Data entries

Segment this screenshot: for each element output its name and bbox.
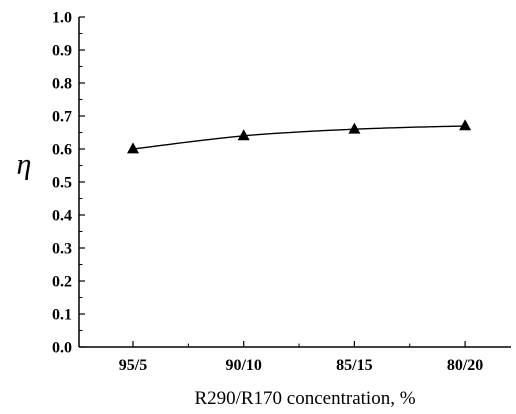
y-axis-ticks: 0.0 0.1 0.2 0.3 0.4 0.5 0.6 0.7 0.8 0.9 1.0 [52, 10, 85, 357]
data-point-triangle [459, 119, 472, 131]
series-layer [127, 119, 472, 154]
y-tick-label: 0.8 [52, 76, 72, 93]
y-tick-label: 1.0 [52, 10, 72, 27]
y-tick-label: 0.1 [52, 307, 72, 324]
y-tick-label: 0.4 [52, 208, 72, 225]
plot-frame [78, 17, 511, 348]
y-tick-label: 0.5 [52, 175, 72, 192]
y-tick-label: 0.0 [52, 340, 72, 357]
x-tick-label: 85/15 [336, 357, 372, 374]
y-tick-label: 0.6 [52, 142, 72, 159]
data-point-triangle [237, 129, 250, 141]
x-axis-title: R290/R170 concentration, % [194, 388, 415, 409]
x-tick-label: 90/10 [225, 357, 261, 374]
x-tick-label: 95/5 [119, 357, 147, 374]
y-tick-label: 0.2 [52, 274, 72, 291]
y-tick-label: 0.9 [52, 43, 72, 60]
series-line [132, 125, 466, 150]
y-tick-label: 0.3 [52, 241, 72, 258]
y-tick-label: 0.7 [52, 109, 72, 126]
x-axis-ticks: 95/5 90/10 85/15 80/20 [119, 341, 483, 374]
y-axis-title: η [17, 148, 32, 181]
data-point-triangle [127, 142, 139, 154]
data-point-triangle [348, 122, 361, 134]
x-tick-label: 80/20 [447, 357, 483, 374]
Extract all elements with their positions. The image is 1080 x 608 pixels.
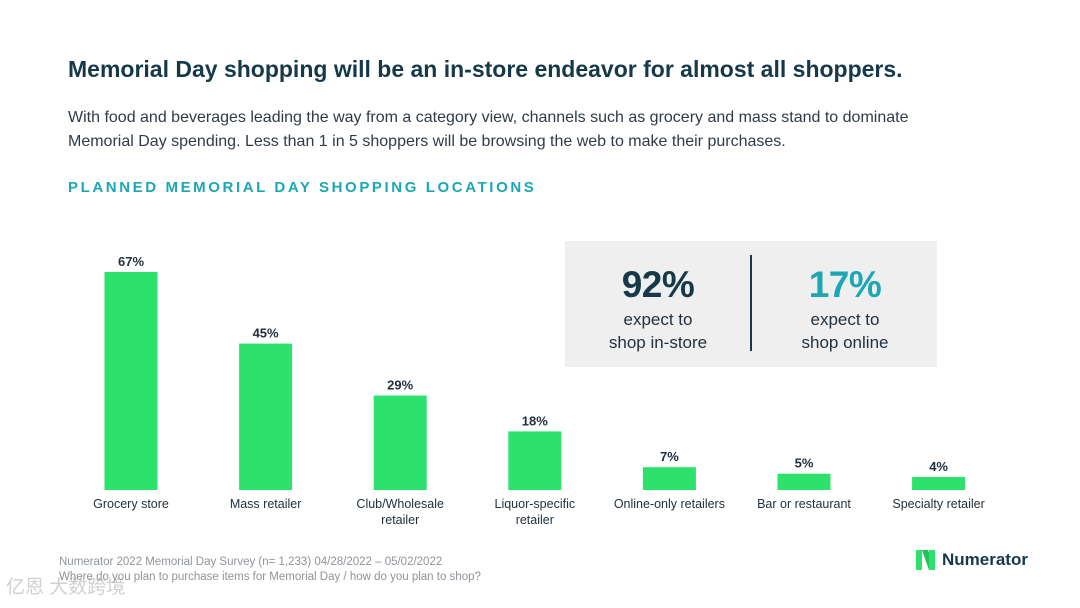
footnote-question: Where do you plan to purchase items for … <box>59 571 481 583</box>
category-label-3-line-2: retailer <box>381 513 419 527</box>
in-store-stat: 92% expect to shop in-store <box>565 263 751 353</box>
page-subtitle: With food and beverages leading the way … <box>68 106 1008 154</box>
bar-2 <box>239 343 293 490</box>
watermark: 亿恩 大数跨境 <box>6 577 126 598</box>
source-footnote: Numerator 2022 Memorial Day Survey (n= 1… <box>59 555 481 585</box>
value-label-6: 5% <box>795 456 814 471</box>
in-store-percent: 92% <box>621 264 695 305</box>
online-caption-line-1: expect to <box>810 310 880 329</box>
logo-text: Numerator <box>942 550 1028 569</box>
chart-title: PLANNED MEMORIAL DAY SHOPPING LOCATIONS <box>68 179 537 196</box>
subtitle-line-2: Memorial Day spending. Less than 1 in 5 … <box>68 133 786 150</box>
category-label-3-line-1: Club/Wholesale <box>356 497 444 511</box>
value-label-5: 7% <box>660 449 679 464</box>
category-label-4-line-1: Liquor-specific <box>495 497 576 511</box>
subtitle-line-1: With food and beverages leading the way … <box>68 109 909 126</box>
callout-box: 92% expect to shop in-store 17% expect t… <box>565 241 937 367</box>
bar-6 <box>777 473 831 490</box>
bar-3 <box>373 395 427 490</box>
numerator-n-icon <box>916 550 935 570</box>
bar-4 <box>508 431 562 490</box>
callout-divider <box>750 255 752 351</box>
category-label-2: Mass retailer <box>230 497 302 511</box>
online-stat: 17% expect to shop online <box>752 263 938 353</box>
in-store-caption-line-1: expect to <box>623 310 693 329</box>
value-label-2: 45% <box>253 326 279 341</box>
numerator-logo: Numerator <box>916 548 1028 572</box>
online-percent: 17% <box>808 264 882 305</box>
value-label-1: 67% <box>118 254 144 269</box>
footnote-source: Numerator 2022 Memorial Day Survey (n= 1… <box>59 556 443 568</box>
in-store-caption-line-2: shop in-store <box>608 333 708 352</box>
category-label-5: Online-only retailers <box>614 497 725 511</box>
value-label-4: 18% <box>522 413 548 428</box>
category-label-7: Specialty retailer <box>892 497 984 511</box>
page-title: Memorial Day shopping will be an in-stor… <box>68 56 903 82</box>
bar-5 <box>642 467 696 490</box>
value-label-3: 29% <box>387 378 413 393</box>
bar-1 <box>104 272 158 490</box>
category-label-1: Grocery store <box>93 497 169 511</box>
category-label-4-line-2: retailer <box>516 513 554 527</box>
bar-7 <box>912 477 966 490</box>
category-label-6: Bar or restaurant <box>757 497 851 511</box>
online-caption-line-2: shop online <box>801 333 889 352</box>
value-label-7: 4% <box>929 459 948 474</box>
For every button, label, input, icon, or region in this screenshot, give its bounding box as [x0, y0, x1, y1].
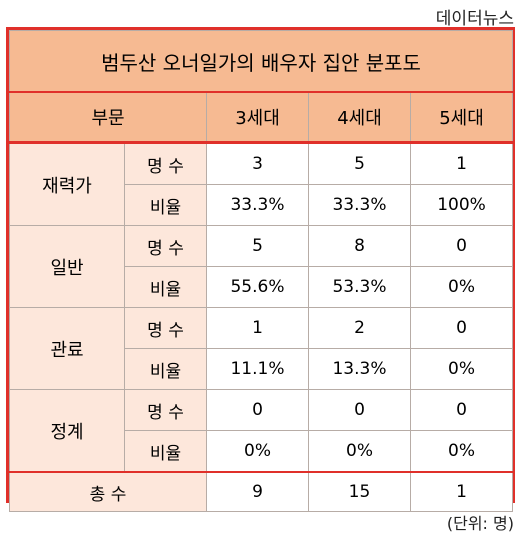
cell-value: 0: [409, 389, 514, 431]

YOUR GOAL
Reproduce the data above verbatim, leaving out the picture placeholders.

ANSWER TO THE EXERCISE
Segment this screenshot: for each element output its name and bbox.
y-axis-ticks: 0.0 0.1 0.2 0.3 0.4 0.5 0.6 0.7 0.8 0.9 1.0 [52, 10, 85, 357]
data-point-triangle [459, 119, 472, 131]
series-layer [127, 119, 472, 154]
y-tick-label: 0.8 [52, 76, 72, 93]
y-tick-label: 1.0 [52, 10, 72, 27]
y-tick-label: 0.1 [52, 307, 72, 324]
y-tick-label: 0.4 [52, 208, 72, 225]
plot-frame [78, 17, 511, 348]
y-tick-label: 0.5 [52, 175, 72, 192]
y-tick-label: 0.0 [52, 340, 72, 357]
x-tick-label: 85/15 [336, 357, 372, 374]
y-tick-label: 0.6 [52, 142, 72, 159]
data-point-triangle [237, 129, 250, 141]
x-axis-title: R290/R170 concentration, % [194, 388, 415, 409]
x-tick-label: 90/10 [225, 357, 261, 374]
x-tick-label: 95/5 [119, 357, 147, 374]
y-tick-label: 0.2 [52, 274, 72, 291]
y-tick-label: 0.9 [52, 43, 72, 60]
series-line [132, 125, 466, 150]
y-tick-label: 0.3 [52, 241, 72, 258]
y-tick-label: 0.7 [52, 109, 72, 126]
x-axis-ticks: 95/5 90/10 85/15 80/20 [119, 341, 483, 374]
y-axis-title: η [17, 148, 32, 181]
data-point-triangle [127, 142, 139, 154]
data-point-triangle [348, 122, 361, 134]
x-tick-label: 80/20 [447, 357, 483, 374]
Extract all elements with their positions. The image is 1080 x 608 pixels.
footnote-question: Where do you plan to purchase items for … <box>59 571 481 583</box>
category-label-3-line-2: retailer <box>381 513 419 527</box>
in-store-stat: 92% expect to shop in-store <box>565 263 751 353</box>
page-subtitle: With food and beverages leading the way … <box>68 106 1008 154</box>
bar-2 <box>239 343 293 490</box>
watermark: 亿恩 大数跨境 <box>6 577 126 598</box>
source-footnote: Numerator 2022 Memorial Day Survey (n= 1… <box>59 555 481 585</box>
value-label-6: 5% <box>795 456 814 471</box>
in-store-percent: 92% <box>621 264 695 305</box>
online-caption-line-1: expect to <box>810 310 880 329</box>
logo-text: Numerator <box>942 550 1028 569</box>
chart-title: PLANNED MEMORIAL DAY SHOPPING LOCATIONS <box>68 179 537 196</box>
subtitle-line-2: Memorial Day spending. Less than 1 in 5 … <box>68 133 786 150</box>
category-label-3-line-1: Club/Wholesale <box>356 497 444 511</box>
value-label-5: 7% <box>660 449 679 464</box>
category-label-4-line-1: Liquor-specific <box>495 497 576 511</box>
subtitle-line-1: With food and beverages leading the way … <box>68 109 909 126</box>
callout-box: 92% expect to shop in-store 17% expect t… <box>565 241 937 367</box>
bar-6 <box>777 473 831 490</box>
bar-3 <box>373 395 427 490</box>
numerator-n-icon <box>916 550 935 570</box>
bar-4 <box>508 431 562 490</box>
callout-divider <box>750 255 752 351</box>
category-label-2: Mass retailer <box>230 497 302 511</box>
online-stat: 17% expect to shop online <box>752 263 938 353</box>
in-store-caption-line-1: expect to <box>623 310 693 329</box>
value-label-2: 45% <box>253 326 279 341</box>
numerator-logo: Numerator <box>916 548 1028 572</box>
online-percent: 17% <box>808 264 882 305</box>
value-label-1: 67% <box>118 254 144 269</box>
footnote-source: Numerator 2022 Memorial Day Survey (n= 1… <box>59 556 443 568</box>
in-store-caption-line-2: shop in-store <box>608 333 708 352</box>
category-label-5: Online-only retailers <box>614 497 725 511</box>
value-label-4: 18% <box>522 413 548 428</box>
category-label-7: Specialty retailer <box>892 497 984 511</box>
page-title: Memorial Day shopping will be an in-stor… <box>68 56 903 82</box>
bar-5 <box>642 467 696 490</box>
value-label-3: 29% <box>387 378 413 393</box>
bar-1 <box>104 272 158 490</box>
category-label-1: Grocery store <box>93 497 169 511</box>
category-label-4-line-2: retailer <box>516 513 554 527</box>
bar-7 <box>912 477 966 490</box>
category-label-6: Bar or restaurant <box>757 497 851 511</box>
online-caption-line-2: shop online <box>801 333 889 352</box>
value-label-7: 4% <box>929 459 948 474</box>
For every button, label, input, icon, or region in this screenshot, give its bounding box as [x0, y0, x1, y1].
cell-value: 0: [409, 389, 514, 431]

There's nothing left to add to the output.